== WHAT THE TASK REQUIRES ==
Select every line containing the word "this" from the material, and copy those lines.

== Extracted data entries ==
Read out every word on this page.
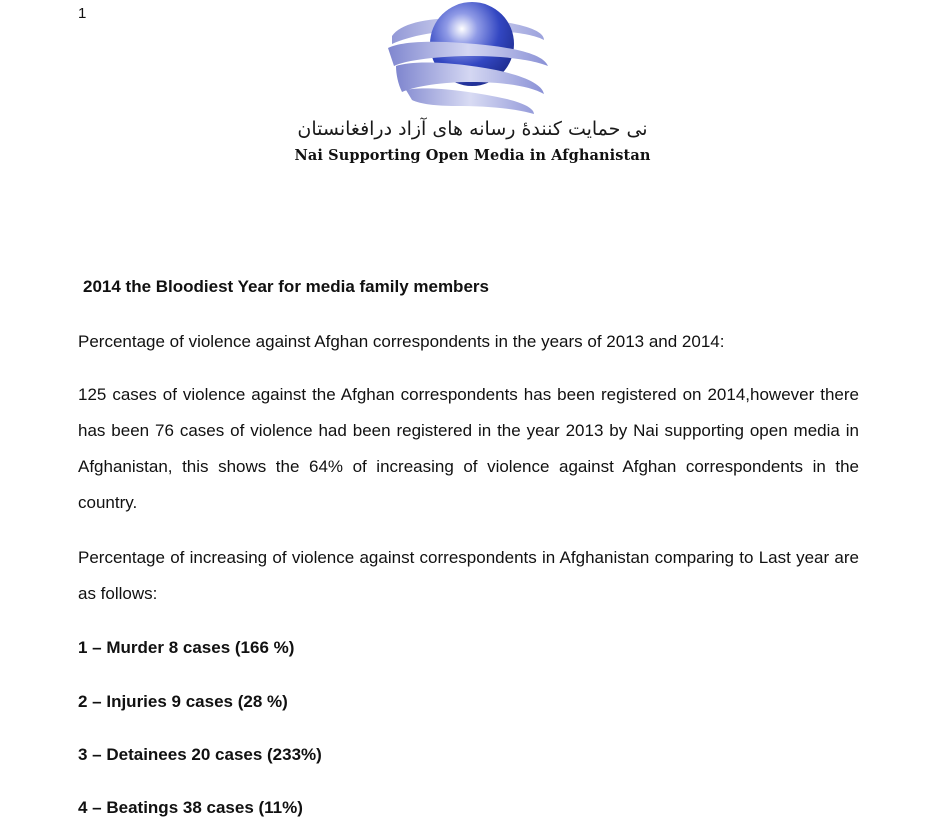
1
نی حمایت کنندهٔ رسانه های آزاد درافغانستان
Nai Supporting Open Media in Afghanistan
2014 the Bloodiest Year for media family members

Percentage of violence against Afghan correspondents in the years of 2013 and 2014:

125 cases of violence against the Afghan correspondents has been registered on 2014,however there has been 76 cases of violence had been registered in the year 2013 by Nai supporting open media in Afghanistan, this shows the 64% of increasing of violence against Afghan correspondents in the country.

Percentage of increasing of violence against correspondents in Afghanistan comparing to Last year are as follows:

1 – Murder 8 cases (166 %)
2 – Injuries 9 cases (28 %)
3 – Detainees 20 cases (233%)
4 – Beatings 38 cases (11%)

== COMPLETED TASK ==
Read out every word on this page.
125 cases of violence against the Afghan correspondents has been registered on 2014,however there has been 76 cases of violence had been registered in the year 2013 by Nai supporting open media in Afghanistan, this shows the 64% of increasing of violence against Afghan correspondents in the country.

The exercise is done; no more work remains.